>>>
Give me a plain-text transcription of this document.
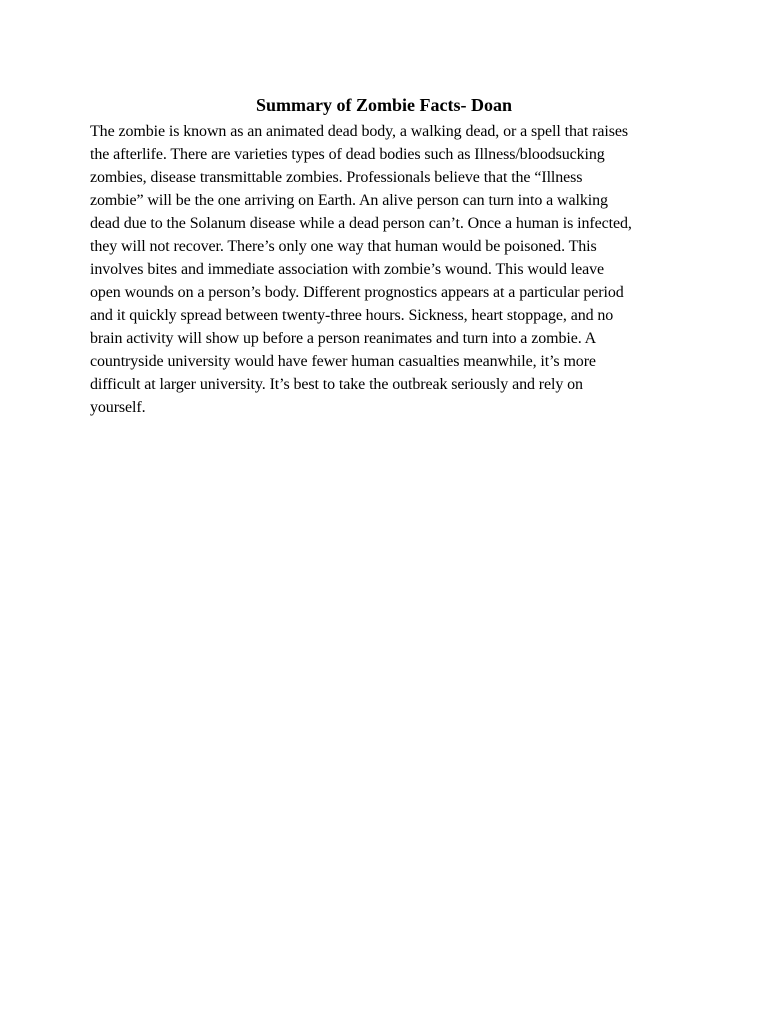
Summary of Zombie Facts- Doan
The zombie is known as an animated dead body, a walking dead, or a spell that raises
the afterlife. There are varieties types of dead bodies such as Illness/bloodsucking
zombies, disease transmittable zombies. Professionals believe that the “Illness
zombie” will be the one arriving on Earth. An alive person can turn into a walking
dead due to the Solanum disease while a dead person can’t. Once a human is infected,
they will not recover. There’s only one way that human would be poisoned. This
involves bites and immediate association with zombie’s wound. This would leave
open wounds on a person’s body. Different prognostics appears at a particular period
and it quickly spread between twenty-three hours. Sickness, heart stoppage, and no
brain activity will show up before a person reanimates and turn into a zombie. A
countryside university would have fewer human casualties meanwhile, it’s more
difficult at larger university. It’s best to take the outbreak seriously and rely on
yourself.
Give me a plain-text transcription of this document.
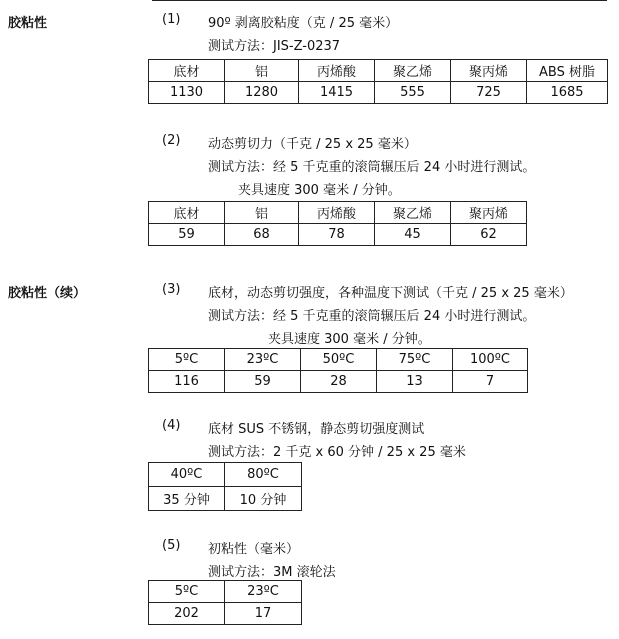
胶粘性	(1) 90º 剥离胶粘度（克 / 25 毫米）
测试方法：JIS-Z-0237
底材	铝	丙烯酸	聚乙烯	聚丙烯	ABS 树脂
1130	1280	1415	555	725	1685
(2) 动态剪切力（千克 / 25 x 25 毫米）
测试方法：经 5 千克重的滚筒辗压后 24 小时进行测试。
夹具速度 300 毫米 / 分钟。
底材	铝	丙烯酸	聚乙烯	聚丙烯
59	68	78	45	62
胶粘性（续）	(3) 底材，动态剪切强度，各种温度下测试（千克 / 25 x 25 毫米）
测试方法：经 5 千克重的滚筒辗压后 24 小时进行测试。
夹具速度 300 毫米 / 分钟。
5ºC	23ºC	50ºC	75ºC	100ºC
116	59	28	13	7
(4) 底材 SUS 不锈钢，静态剪切强度测试
测试方法：2 千克 x 60 分钟 / 25 x 25 毫米
40ºC	80ºC
35 分钟	10 分钟
(5) 初粘性（毫米）
测试方法：3M 滚轮法
5ºC	23ºC
202	17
<<<
● Problem
Filter for "university". Return all lines that hold it.

● Output of the task
countryside university would have fewer human casualties meanwhile, it’s more
difficult at larger university. It’s best to take the outbreak seriously and rely on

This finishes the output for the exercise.